__EXERCISE GOAL__: Search the material below for the word "Santiago". Copy every line that has it.

__THE DATA__:
========================================
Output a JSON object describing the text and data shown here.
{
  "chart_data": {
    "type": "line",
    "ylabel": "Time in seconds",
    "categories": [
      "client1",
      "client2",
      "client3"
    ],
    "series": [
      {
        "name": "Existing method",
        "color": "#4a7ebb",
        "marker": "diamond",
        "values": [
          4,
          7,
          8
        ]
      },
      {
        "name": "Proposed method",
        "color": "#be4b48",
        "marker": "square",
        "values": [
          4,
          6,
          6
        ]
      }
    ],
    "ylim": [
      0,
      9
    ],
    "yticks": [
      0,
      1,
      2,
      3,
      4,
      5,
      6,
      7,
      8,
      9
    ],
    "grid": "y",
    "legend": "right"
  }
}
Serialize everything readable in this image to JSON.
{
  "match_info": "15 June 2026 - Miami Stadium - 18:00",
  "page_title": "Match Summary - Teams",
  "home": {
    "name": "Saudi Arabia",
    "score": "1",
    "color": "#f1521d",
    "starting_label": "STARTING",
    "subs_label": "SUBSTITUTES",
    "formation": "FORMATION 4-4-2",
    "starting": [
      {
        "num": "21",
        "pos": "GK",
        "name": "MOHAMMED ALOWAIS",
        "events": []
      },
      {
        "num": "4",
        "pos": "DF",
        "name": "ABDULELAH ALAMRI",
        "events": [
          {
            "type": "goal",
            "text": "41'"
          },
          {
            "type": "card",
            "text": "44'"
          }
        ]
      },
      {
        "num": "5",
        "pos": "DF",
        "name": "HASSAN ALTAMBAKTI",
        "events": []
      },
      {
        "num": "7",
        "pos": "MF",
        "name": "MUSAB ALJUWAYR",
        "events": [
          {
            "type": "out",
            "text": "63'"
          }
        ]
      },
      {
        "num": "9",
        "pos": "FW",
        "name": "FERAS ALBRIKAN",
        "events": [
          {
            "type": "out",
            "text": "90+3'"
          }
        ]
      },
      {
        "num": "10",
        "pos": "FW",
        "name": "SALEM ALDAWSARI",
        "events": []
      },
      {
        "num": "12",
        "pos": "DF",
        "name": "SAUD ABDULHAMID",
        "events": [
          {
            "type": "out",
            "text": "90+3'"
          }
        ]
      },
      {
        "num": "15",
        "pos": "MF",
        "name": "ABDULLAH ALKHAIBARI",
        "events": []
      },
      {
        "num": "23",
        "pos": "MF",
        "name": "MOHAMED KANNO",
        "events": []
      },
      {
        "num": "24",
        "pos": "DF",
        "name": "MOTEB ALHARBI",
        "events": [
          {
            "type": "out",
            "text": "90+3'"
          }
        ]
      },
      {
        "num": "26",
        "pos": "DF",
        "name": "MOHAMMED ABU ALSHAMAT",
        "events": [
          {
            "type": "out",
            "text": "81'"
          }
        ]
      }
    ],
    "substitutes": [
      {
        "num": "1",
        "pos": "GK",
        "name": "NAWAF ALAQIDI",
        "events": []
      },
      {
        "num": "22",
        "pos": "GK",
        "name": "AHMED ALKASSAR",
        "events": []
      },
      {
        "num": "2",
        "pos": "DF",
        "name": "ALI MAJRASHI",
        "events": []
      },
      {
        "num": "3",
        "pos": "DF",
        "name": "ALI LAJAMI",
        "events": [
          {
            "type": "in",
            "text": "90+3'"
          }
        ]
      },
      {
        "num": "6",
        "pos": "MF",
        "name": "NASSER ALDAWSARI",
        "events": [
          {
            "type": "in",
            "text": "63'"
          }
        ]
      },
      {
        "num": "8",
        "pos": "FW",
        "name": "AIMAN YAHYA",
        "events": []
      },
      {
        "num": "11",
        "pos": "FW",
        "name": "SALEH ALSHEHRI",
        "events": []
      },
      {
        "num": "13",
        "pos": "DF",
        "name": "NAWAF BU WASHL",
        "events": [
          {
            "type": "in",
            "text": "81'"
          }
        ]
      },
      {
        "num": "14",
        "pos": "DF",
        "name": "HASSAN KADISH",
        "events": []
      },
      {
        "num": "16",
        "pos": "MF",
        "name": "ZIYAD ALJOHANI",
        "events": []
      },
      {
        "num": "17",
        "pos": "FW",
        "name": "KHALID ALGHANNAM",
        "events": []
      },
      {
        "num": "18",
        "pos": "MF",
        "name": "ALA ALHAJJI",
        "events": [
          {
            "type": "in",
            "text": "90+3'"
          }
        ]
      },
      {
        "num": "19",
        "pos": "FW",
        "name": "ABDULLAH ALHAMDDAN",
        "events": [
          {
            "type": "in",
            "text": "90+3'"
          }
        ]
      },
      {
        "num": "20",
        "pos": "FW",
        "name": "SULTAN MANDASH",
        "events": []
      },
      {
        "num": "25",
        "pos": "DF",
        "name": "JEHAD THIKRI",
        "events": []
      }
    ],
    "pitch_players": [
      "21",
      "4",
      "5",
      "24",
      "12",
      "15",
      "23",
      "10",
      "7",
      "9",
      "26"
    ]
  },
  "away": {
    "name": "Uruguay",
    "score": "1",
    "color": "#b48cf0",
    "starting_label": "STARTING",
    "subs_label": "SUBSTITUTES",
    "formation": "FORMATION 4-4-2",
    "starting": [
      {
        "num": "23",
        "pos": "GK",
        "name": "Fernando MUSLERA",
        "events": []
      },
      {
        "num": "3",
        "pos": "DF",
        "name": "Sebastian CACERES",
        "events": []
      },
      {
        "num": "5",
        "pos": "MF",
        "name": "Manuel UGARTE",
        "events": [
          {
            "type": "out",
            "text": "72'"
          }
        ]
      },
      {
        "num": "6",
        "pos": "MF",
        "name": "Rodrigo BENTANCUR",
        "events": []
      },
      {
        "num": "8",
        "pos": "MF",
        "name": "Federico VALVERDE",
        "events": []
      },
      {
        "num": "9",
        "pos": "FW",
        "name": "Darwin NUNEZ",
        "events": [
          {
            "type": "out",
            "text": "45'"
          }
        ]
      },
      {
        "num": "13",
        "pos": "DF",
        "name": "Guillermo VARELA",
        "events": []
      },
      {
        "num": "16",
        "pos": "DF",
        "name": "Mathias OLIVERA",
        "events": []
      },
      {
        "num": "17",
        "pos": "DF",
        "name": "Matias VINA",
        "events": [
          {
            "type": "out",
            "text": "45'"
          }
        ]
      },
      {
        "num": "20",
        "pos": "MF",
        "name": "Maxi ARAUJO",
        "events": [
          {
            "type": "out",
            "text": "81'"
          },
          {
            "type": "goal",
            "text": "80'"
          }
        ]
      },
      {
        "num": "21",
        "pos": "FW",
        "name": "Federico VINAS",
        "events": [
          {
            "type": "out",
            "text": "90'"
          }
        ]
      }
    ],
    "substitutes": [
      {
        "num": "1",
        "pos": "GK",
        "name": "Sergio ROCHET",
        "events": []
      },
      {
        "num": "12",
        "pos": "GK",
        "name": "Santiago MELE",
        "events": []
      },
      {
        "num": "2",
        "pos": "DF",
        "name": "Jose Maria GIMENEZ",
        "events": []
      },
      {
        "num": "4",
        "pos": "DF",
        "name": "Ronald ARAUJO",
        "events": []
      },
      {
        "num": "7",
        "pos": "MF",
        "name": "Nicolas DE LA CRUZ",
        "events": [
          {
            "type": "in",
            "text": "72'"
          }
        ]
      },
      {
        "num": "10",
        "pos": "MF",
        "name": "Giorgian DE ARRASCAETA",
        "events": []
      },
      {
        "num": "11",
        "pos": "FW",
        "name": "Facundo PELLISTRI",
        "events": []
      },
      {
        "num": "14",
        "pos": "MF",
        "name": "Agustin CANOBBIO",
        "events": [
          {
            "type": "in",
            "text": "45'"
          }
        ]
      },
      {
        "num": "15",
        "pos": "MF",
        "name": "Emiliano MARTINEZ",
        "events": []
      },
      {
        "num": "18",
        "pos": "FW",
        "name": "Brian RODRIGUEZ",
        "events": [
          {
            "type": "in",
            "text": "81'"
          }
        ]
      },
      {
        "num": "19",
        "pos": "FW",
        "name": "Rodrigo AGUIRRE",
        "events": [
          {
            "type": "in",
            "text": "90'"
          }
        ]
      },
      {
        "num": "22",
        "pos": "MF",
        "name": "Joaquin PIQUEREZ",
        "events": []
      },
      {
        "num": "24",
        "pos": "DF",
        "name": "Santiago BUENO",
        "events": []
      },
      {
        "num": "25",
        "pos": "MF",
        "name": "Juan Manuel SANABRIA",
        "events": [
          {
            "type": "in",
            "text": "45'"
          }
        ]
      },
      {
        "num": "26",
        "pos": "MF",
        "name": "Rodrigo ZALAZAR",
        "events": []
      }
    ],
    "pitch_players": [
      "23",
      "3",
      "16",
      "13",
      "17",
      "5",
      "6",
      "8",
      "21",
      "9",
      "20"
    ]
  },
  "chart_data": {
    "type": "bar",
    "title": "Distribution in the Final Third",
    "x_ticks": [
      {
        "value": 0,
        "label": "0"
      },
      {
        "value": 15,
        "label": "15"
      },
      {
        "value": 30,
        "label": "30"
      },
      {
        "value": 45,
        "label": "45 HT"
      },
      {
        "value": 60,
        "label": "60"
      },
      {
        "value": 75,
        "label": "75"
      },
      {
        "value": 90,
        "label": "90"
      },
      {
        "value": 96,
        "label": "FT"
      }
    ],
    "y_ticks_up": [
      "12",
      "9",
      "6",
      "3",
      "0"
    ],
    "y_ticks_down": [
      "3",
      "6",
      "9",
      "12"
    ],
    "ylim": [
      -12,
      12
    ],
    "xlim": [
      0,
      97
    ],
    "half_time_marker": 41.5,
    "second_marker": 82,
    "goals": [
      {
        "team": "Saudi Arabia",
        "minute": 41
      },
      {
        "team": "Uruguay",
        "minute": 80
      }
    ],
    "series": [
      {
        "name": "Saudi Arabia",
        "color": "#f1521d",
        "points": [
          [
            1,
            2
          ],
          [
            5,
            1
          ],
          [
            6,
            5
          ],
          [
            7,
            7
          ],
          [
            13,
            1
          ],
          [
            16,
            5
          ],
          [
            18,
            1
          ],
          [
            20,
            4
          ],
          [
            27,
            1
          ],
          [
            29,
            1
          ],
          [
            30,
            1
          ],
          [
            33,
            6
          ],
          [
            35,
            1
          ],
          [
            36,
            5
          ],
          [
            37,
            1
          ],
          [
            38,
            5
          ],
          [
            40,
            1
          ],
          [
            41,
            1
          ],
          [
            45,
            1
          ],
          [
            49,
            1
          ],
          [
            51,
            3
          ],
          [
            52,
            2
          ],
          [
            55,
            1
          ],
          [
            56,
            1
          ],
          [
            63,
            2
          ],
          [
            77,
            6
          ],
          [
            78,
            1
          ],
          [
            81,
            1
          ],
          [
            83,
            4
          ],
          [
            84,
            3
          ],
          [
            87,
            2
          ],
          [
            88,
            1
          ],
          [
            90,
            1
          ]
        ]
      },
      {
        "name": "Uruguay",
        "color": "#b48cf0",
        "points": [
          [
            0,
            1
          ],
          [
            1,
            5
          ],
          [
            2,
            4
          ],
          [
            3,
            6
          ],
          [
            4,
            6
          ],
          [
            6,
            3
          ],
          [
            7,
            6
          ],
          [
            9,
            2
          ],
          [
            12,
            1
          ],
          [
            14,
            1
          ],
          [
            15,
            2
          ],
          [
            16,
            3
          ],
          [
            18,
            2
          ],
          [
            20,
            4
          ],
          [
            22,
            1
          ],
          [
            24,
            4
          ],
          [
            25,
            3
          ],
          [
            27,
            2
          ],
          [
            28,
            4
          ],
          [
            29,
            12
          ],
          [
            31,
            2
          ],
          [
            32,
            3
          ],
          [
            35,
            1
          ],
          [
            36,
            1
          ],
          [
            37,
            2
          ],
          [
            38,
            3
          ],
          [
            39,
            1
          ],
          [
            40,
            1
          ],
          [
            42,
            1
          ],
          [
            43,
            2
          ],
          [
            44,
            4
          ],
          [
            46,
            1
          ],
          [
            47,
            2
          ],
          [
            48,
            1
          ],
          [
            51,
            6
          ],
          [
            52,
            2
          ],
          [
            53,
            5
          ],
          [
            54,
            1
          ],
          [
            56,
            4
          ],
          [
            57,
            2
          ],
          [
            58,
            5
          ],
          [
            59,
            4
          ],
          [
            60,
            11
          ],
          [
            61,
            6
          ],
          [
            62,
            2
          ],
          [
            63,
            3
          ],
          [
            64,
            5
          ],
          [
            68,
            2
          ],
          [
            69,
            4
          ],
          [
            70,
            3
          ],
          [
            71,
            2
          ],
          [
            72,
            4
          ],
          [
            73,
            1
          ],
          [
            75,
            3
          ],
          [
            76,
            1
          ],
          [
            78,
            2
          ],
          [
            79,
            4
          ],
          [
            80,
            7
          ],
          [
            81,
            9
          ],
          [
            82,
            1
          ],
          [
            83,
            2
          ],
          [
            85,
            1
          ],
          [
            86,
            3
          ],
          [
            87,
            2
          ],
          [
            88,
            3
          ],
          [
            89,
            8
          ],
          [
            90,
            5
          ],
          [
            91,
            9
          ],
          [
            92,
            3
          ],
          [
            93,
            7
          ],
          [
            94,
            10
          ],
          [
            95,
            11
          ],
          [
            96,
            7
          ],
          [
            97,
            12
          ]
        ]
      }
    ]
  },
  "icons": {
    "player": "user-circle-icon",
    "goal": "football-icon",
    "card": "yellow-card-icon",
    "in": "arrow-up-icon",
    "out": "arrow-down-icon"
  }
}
========================================
__SOLUTION TO THIS EXERCISE__:
        "name": "Santiago MELE",
        "name": "Santiago BUENO",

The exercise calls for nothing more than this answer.